## Material provided
========================================
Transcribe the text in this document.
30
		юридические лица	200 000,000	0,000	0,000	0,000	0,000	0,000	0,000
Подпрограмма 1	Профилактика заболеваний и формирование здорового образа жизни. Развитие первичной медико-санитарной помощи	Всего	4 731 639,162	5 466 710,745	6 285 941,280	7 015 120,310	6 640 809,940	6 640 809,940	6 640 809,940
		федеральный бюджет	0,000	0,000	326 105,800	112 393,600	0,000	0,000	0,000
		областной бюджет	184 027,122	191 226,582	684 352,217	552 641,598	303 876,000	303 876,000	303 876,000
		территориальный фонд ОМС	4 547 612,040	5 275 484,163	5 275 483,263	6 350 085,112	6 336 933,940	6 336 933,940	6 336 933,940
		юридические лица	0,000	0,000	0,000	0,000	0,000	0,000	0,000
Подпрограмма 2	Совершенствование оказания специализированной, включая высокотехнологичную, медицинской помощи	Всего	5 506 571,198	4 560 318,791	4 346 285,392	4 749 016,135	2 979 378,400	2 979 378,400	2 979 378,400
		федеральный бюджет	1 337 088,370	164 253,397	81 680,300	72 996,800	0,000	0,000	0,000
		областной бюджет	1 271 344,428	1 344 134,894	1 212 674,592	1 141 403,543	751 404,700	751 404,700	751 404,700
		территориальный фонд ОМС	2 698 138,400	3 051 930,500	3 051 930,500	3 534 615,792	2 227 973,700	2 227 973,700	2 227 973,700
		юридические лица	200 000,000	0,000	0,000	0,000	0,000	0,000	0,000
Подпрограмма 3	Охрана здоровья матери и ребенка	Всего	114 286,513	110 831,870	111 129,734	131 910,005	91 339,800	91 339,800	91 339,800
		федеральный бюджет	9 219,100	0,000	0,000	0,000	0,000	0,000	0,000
========================================
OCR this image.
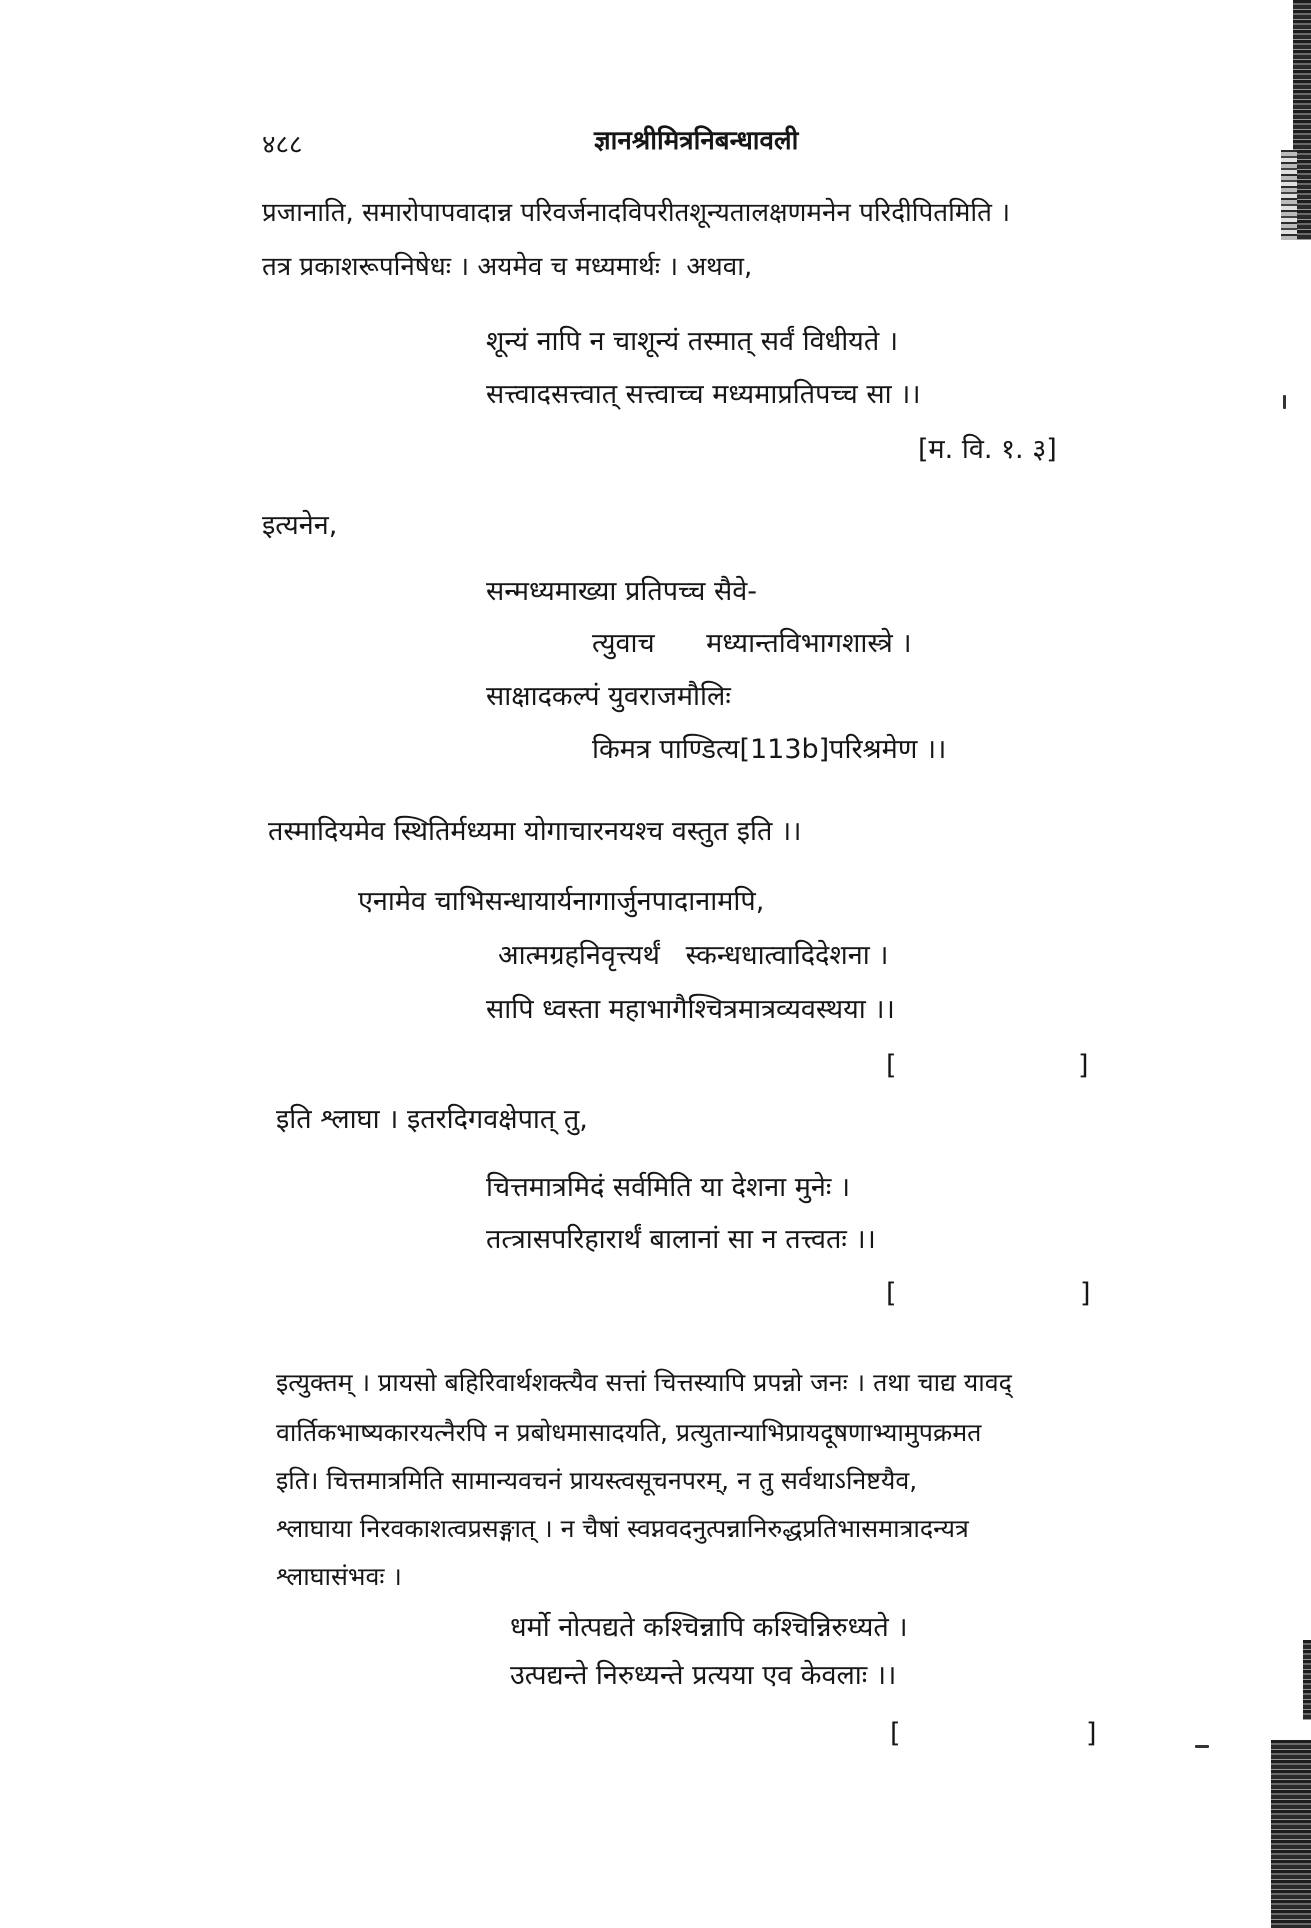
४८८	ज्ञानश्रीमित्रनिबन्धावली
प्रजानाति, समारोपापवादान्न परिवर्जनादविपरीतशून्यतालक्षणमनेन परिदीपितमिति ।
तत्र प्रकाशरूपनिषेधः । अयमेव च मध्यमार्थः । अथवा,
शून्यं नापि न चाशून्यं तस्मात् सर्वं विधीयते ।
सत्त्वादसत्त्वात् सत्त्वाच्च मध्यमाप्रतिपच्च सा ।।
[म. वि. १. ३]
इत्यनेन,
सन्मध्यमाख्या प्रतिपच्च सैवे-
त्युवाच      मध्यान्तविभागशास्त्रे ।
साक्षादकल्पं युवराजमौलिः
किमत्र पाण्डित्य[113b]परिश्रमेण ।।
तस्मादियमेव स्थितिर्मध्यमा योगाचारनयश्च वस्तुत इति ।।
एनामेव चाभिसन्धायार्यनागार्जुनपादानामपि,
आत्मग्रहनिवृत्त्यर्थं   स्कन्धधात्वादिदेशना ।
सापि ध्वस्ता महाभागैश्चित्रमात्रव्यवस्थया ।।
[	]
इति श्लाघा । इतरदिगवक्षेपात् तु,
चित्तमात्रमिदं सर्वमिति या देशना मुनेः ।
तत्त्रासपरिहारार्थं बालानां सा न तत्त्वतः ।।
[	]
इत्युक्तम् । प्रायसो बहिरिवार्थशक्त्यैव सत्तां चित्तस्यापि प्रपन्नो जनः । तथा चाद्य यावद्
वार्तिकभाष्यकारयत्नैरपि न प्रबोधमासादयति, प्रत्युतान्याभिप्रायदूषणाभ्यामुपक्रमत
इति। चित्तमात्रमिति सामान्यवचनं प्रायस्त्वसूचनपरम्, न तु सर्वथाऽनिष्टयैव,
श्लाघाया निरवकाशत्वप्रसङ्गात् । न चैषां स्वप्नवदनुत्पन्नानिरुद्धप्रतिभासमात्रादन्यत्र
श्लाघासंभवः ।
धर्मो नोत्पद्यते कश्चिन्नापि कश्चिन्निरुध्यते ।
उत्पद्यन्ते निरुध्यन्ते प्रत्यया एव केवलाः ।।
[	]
========================================
## What you have to do
Find the lines above holding the word "this" and show them.

## Exercise response
Transcribe the text in this document.
OCR this image.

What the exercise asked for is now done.